REQUIRED TASK:
Which lines in the records below contain the word "screenshot"? Copy each of them.

[Raw records]
---------------
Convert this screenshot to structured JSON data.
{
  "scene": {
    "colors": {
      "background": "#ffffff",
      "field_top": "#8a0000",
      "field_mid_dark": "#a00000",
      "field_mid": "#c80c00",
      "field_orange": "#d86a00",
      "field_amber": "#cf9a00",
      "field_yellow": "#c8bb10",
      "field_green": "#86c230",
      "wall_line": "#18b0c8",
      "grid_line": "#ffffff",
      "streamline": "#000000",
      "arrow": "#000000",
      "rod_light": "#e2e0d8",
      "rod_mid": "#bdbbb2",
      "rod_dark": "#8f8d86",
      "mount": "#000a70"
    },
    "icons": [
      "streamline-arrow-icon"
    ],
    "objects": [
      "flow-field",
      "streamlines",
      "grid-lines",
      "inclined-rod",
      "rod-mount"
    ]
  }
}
---------------
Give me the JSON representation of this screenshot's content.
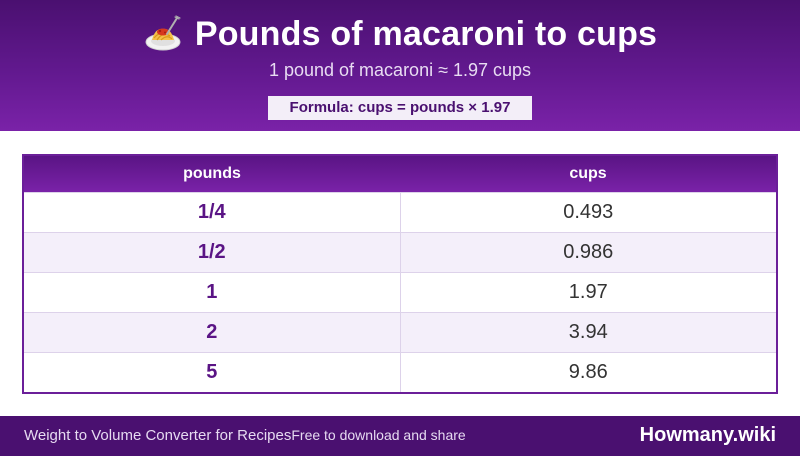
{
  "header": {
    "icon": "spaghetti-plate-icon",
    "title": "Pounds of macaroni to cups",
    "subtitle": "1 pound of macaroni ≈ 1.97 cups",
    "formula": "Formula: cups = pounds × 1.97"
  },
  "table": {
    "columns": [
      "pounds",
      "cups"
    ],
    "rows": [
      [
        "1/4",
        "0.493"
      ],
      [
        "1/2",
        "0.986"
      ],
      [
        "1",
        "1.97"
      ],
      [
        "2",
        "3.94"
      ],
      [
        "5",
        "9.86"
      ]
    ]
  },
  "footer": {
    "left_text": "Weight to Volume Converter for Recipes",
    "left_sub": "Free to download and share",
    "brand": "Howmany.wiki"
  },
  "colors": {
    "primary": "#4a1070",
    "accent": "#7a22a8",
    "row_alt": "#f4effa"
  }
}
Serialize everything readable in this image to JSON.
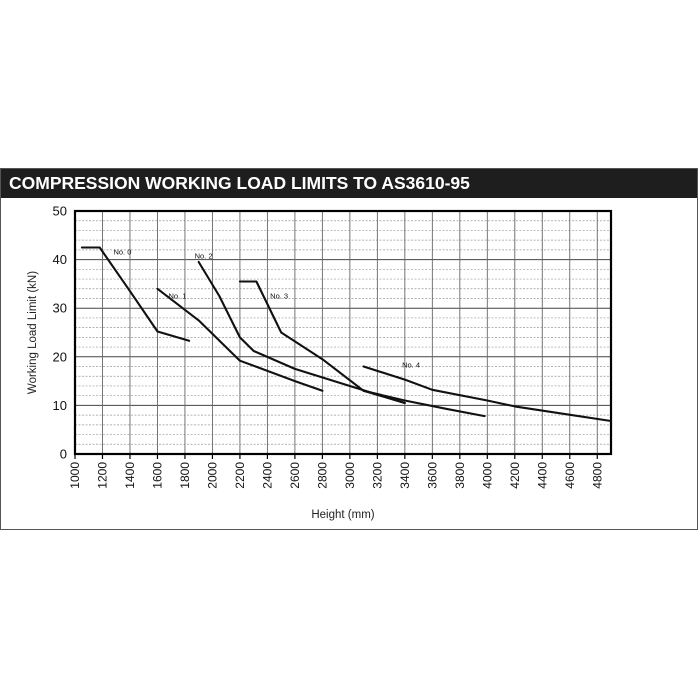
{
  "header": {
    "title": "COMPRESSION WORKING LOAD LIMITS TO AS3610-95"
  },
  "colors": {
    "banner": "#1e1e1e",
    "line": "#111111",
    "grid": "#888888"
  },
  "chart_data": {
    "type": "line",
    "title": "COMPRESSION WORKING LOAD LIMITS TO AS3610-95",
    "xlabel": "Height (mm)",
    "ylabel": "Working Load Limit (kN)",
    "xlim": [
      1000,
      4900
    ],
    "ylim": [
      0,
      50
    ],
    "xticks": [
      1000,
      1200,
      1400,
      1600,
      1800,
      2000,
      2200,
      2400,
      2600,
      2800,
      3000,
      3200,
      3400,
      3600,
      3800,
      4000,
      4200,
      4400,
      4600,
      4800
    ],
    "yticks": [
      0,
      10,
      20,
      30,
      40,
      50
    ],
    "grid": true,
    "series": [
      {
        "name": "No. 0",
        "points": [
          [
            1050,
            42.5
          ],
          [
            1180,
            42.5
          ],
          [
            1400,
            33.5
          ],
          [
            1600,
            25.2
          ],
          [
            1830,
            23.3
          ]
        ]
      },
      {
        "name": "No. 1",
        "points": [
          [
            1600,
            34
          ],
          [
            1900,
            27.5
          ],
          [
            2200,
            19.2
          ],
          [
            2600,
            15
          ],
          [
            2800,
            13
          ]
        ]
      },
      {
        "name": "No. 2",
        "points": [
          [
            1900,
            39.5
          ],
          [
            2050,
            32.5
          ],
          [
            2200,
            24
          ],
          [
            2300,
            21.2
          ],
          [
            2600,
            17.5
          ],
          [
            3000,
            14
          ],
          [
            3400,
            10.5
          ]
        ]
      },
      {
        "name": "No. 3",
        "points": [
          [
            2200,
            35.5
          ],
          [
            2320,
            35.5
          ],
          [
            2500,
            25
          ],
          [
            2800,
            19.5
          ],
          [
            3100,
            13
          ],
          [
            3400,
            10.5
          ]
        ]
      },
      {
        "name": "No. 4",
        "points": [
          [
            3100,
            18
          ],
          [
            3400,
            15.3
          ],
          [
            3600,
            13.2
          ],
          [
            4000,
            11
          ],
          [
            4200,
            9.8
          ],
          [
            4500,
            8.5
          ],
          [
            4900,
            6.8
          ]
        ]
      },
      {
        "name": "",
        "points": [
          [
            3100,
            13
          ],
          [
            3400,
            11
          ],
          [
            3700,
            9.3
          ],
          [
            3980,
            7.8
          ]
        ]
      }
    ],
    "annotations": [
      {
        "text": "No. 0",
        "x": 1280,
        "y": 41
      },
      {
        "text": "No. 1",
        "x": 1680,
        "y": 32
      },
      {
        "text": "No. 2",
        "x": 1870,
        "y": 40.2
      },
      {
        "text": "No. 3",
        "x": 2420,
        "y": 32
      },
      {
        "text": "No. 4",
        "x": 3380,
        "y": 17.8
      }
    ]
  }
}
---------------
TASK RESPONSE:
Convert this screenshot to structured JSON data.
Give me the JSON representation of this screenshot's content.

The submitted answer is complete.